§ Description of the task
Restate all of the entries exactly, dropping any pictures they hold.

§ Dataset excerpt
********************

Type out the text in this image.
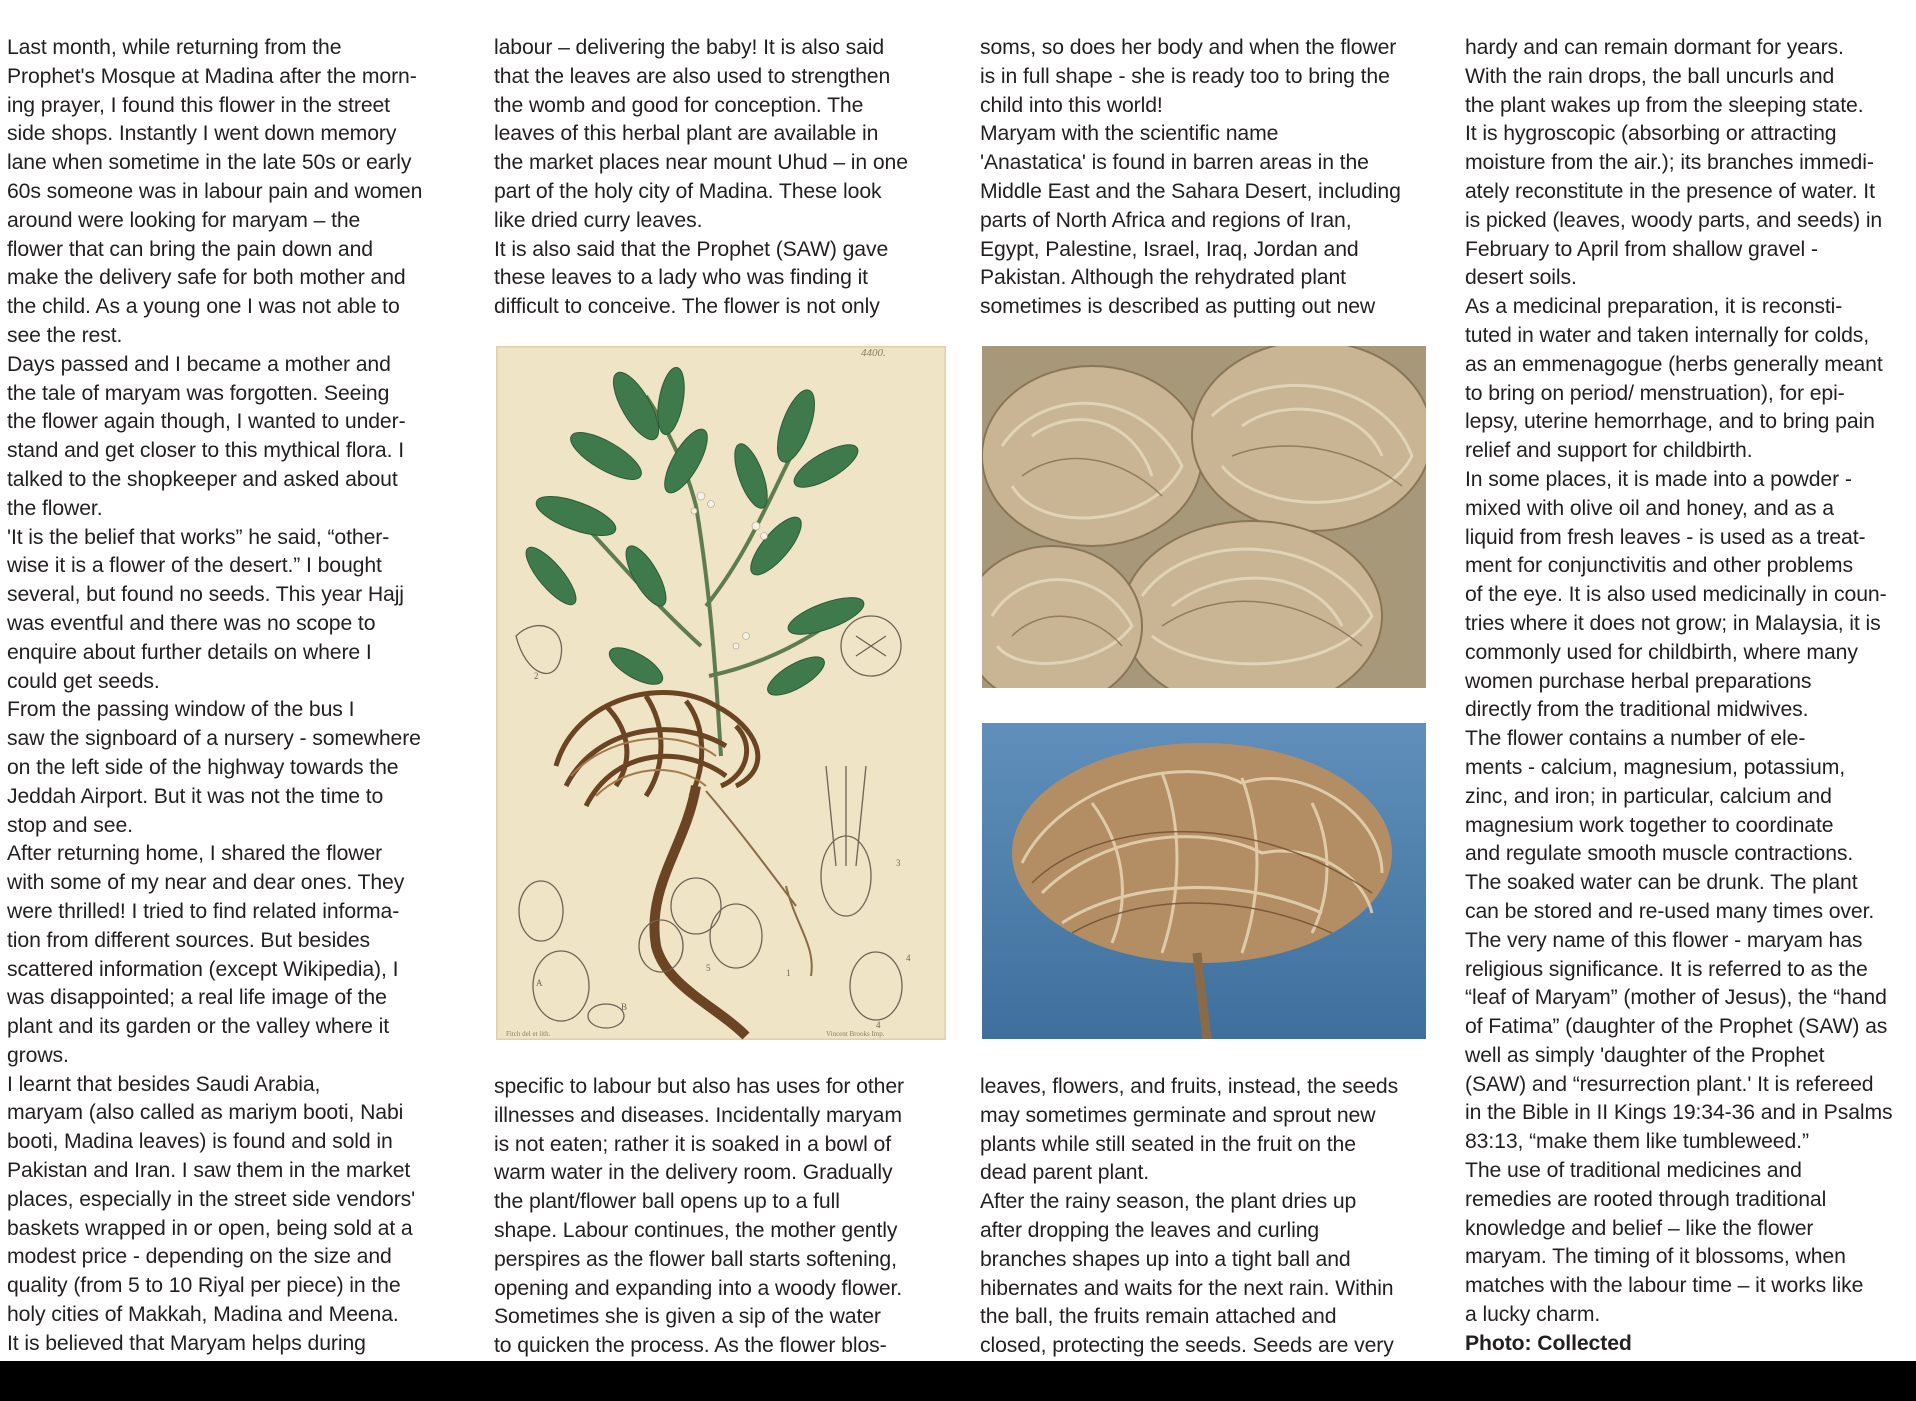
Last month, while returning from the

Prophet's Mosque at Madina after the morn-

ing prayer, I found this flower in the street

side shops. Instantly I went down memory

lane when sometime in the late 50s or early

60s someone was in labour pain and women

around were looking for maryam – the

flower that can bring the pain down and

make the delivery safe for both mother and

the child. As a young one I was not able to

see the rest.

Days passed and I became a mother and

the tale of maryam was forgotten. Seeing

the flower again though, I wanted to under-

stand and get closer to this mythical flora. I

talked to the shopkeeper and asked about

the flower.

'It is the belief that works” he said, “other-

wise it is a flower of the desert.” I bought

several, but found no seeds. This year Hajj

was eventful and there was no scope to

enquire about further details on where I

could get seeds.

From the passing window of the bus I

saw the signboard of a nursery - somewhere

on the left side of the highway towards the

Jeddah Airport. But it was not the time to

stop and see.

After returning home, I shared the flower

with some of my near and dear ones. They

were thrilled! I tried to find related informa-

tion from different sources. But besides

scattered information (except Wikipedia), I

was disappointed; a real life image of the

plant and its garden or the valley where it

grows.

I learnt that besides Saudi Arabia,

maryam (also called as mariym booti, Nabi

booti, Madina leaves) is found and sold in

Pakistan and Iran. I saw them in the market

places, especially in the street side vendors'

baskets wrapped in or open, being sold at a

modest price - depending on the size and

quality (from 5 to 10 Riyal per piece) in the

holy cities of Makkah, Madina and Meena.

It is believed that Maryam helps during

labour – delivering the baby! It is also said

that the leaves are also used to strengthen

the womb and good for conception. The

leaves of this herbal plant are available in

the market places near mount Uhud – in one

part of the holy city of Madina. These look

like dried curry leaves.

It is also said that the Prophet (SAW) gave

these leaves to a lady who was finding it

difficult to conceive. The flower is not only

specific to labour but also has uses for other

illnesses and diseases. Incidentally maryam

is not eaten; rather it is soaked in a bowl of

warm water in the delivery room. Gradually

the plant/flower ball opens up to a full

shape. Labour continues, the mother gently

perspires as the flower ball starts softening,

opening and expanding into a woody flower.

Sometimes she is given a sip of the water

to quicken the process. As the flower blos-

soms, so does her body and when the flower

is in full shape - she is ready too to bring the

child into this world!

Maryam with the scientific name

'Anastatica' is found in barren areas in the

Middle East and the Sahara Desert, including

parts of North Africa and regions of Iran,

Egypt, Palestine, Israel, Iraq, Jordan and

Pakistan. Although the rehydrated plant

sometimes is described as putting out new

leaves, flowers, and fruits, instead, the seeds

may sometimes germinate and sprout new

plants while still seated in the fruit on the

dead parent plant.

After the rainy season, the plant dries up

after dropping the leaves and curling

branches shapes up into a tight ball and

hibernates and waits for the next rain. Within

the ball, the fruits remain attached and

closed, protecting the seeds. Seeds are very

hardy and can remain dormant for years.

With the rain drops, the ball uncurls and

the plant wakes up from the sleeping state.

It is hygroscopic (absorbing or attracting

moisture from the air.); its branches immedi-

ately reconstitute in the presence of water. It

is picked (leaves, woody parts, and seeds) in

February to April from shallow gravel -

desert soils.

As a medicinal preparation, it is reconsti-

tuted in water and taken internally for colds,

as an emmenagogue (herbs generally meant

to bring on period/ menstruation), for epi-

lepsy, uterine hemorrhage, and to bring pain

relief and support for childbirth.

In some places, it is made into a powder -

mixed with olive oil and honey, and as a

liquid from fresh leaves - is used as a treat-

ment for conjunctivitis and other problems

of the eye. It is also used medicinally in coun-

tries where it does not grow; in Malaysia, it is

commonly used for childbirth, where many

women purchase herbal preparations

directly from the traditional midwives.

The flower contains a number of ele-

ments - calcium, magnesium, potassium,

zinc, and iron; in particular, calcium and

magnesium work together to coordinate

and regulate smooth muscle contractions.

The soaked water can be drunk. The plant

can be stored and re-used many times over.

The very name of this flower - maryam has

religious significance. It is referred to as the

“leaf of Maryam” (mother of Jesus), the “hand

of Fatima” (daughter of the Prophet (SAW) as

well as simply 'daughter of the Prophet

(SAW) and “resurrection plant.' It is refereed

in the Bible in II Kings 19:34-36 and in Psalms

83:13, “make them like tumbleweed.”

The use of traditional medicines and

remedies are rooted through traditional

knowledge and belief – like the flower

maryam. The timing of it blossoms, when

matches with the labour time – it works like

a lucky charm.

Photo: Collected

4400.
Fitch del et lith.	Vincent Brooks Imp.
2
3
4
4
5
A
B
1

********************

§ Result of the exercise
Type out the text in this image.
Last month, while returning from the

Prophet's Mosque at Madina after the morn-

ing prayer, I found this flower in the street

side shops. Instantly I went down memory

lane when sometime in the late 50s or early

60s someone was in labour pain and women

around were looking for maryam – the

flower that can bring the pain down and

make the delivery safe for both mother and

the child. As a young one I was not able to

see the rest.

Days passed and I became a mother and

the tale of maryam was forgotten. Seeing

the flower again though, I wanted to under-

stand and get closer to this mythical flora. I

talked to the shopkeeper and asked about

the flower.

'It is the belief that works” he said, “other-

wise it is a flower of the desert.” I bought

several, but found no seeds. This year Hajj

was eventful and there was no scope to

enquire about further details on where I

could get seeds.

From the passing window of the bus I

saw the signboard of a nursery - somewhere

on the left side of the highway towards the

Jeddah Airport. But it was not the time to

stop and see.

After returning home, I shared the flower

with some of my near and dear ones. They

were thrilled! I tried to find related informa-

tion from different sources. But besides

scattered information (except Wikipedia), I

was disappointed; a real life image of the

plant and its garden or the valley where it

grows.

I learnt that besides Saudi Arabia,

maryam (also called as mariym booti, Nabi

booti, Madina leaves) is found and sold in

Pakistan and Iran. I saw them in the market

places, especially in the street side vendors'

baskets wrapped in or open, being sold at a

modest price - depending on the size and

quality (from 5 to 10 Riyal per piece) in the

holy cities of Makkah, Madina and Meena.

It is believed that Maryam helps during

labour – delivering the baby! It is also said

that the leaves are also used to strengthen

the womb and good for conception. The

leaves of this herbal plant are available in

the market places near mount Uhud – in one

part of the holy city of Madina. These look

like dried curry leaves.

It is also said that the Prophet (SAW) gave

these leaves to a lady who was finding it

difficult to conceive. The flower is not only

specific to labour but also has uses for other

illnesses and diseases. Incidentally maryam

is not eaten; rather it is soaked in a bowl of

warm water in the delivery room. Gradually

the plant/flower ball opens up to a full

shape. Labour continues, the mother gently

perspires as the flower ball starts softening,

opening and expanding into a woody flower.

Sometimes she is given a sip of the water

to quicken the process. As the flower blos-

soms, so does her body and when the flower

is in full shape - she is ready too to bring the

child into this world!

Maryam with the scientific name

'Anastatica' is found in barren areas in the

Middle East and the Sahara Desert, including

parts of North Africa and regions of Iran,

Egypt, Palestine, Israel, Iraq, Jordan and

Pakistan. Although the rehydrated plant

sometimes is described as putting out new

leaves, flowers, and fruits, instead, the seeds

may sometimes germinate and sprout new

plants while still seated in the fruit on the

dead parent plant.

After the rainy season, the plant dries up

after dropping the leaves and curling

branches shapes up into a tight ball and

hibernates and waits for the next rain. Within

the ball, the fruits remain attached and

closed, protecting the seeds. Seeds are very

hardy and can remain dormant for years.

With the rain drops, the ball uncurls and

the plant wakes up from the sleeping state.

It is hygroscopic (absorbing or attracting

moisture from the air.); its branches immedi-

ately reconstitute in the presence of water. It

is picked (leaves, woody parts, and seeds) in

February to April from shallow gravel -

desert soils.

As a medicinal preparation, it is reconsti-

tuted in water and taken internally for colds,

as an emmenagogue (herbs generally meant

to bring on period/ menstruation), for epi-

lepsy, uterine hemorrhage, and to bring pain

relief and support for childbirth.

In some places, it is made into a powder -

mixed with olive oil and honey, and as a

liquid from fresh leaves - is used as a treat-

ment for conjunctivitis and other problems

of the eye. It is also used medicinally in coun-

tries where it does not grow; in Malaysia, it is

commonly used for childbirth, where many

women purchase herbal preparations

directly from the traditional midwives.

The flower contains a number of ele-

ments - calcium, magnesium, potassium,

zinc, and iron; in particular, calcium and

magnesium work together to coordinate

and regulate smooth muscle contractions.

The soaked water can be drunk. The plant

can be stored and re-used many times over.

The very name of this flower - maryam has

religious significance. It is referred to as the

“leaf of Maryam” (mother of Jesus), the “hand

of Fatima” (daughter of the Prophet (SAW) as

well as simply 'daughter of the Prophet

(SAW) and “resurrection plant.' It is refereed

in the Bible in II Kings 19:34-36 and in Psalms

83:13, “make them like tumbleweed.”

The use of traditional medicines and

remedies are rooted through traditional

knowledge and belief – like the flower

maryam. The timing of it blossoms, when

matches with the labour time – it works like

a lucky charm.

Photo: Collected

4400.
Fitch del et lith.	Vincent Brooks Imp.
2
3
4
4
5
A
B
1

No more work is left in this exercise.